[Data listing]

---+---

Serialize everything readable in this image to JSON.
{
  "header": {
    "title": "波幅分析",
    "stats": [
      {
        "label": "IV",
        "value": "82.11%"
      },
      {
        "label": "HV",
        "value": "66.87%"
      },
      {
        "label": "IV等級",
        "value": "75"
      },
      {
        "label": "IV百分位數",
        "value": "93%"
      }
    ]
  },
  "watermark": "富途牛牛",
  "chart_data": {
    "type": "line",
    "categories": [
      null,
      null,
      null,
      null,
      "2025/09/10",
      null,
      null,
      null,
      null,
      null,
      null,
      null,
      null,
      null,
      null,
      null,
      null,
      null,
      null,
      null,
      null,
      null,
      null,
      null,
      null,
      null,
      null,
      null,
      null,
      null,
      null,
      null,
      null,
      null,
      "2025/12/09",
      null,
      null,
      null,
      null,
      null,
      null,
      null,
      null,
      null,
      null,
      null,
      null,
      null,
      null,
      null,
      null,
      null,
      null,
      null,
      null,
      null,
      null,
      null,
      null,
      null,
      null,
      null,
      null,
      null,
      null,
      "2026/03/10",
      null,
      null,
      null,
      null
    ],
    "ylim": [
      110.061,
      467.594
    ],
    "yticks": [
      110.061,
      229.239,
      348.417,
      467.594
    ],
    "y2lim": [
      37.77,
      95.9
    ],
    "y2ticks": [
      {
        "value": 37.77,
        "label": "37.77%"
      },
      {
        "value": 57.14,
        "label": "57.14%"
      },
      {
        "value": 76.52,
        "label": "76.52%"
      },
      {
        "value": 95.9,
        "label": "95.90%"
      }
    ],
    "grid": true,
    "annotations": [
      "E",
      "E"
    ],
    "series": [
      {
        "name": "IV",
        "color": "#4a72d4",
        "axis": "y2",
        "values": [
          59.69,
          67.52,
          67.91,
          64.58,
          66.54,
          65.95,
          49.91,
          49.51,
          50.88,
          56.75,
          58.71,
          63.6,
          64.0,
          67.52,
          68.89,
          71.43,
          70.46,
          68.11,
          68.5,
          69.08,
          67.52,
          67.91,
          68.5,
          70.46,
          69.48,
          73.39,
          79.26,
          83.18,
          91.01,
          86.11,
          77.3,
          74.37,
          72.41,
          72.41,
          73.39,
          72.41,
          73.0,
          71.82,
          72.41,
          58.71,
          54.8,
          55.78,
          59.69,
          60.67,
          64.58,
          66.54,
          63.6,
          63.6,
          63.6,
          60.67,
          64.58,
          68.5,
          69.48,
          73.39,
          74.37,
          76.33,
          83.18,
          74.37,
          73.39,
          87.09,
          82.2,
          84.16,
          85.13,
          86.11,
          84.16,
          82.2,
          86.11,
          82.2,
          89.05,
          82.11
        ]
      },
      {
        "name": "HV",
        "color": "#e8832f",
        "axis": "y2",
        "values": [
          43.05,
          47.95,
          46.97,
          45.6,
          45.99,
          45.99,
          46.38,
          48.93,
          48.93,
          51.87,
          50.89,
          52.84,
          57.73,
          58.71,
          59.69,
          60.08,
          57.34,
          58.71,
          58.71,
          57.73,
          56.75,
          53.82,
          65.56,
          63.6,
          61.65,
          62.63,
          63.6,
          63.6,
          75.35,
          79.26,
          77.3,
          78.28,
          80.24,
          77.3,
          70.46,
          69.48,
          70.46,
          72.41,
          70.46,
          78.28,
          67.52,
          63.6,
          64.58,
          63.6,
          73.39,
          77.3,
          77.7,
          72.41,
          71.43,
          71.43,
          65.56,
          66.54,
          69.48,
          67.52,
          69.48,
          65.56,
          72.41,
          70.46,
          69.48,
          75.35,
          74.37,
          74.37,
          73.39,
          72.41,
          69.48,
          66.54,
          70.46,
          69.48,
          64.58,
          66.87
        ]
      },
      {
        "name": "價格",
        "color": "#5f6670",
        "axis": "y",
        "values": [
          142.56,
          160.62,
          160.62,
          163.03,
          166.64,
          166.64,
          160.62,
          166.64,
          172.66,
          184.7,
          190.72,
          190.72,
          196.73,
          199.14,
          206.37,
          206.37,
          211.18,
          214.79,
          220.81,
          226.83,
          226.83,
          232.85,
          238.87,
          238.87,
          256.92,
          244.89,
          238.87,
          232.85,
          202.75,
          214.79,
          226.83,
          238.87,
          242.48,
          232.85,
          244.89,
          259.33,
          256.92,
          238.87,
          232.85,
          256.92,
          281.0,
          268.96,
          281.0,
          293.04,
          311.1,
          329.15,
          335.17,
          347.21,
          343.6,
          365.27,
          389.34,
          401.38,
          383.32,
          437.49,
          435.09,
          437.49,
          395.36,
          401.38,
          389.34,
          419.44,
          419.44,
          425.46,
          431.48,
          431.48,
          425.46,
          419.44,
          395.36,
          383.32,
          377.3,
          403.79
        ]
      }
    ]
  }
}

---+---

Using the records above, copy every line that has the word "label" in it.

        "label": "IV",
        "label": "HV",
        "label": "IV等級",
        "label": "IV百分位數",
        "label": "37.77%"
        "label": "57.14%"
        "label": "76.52%"
        "label": "95.90%"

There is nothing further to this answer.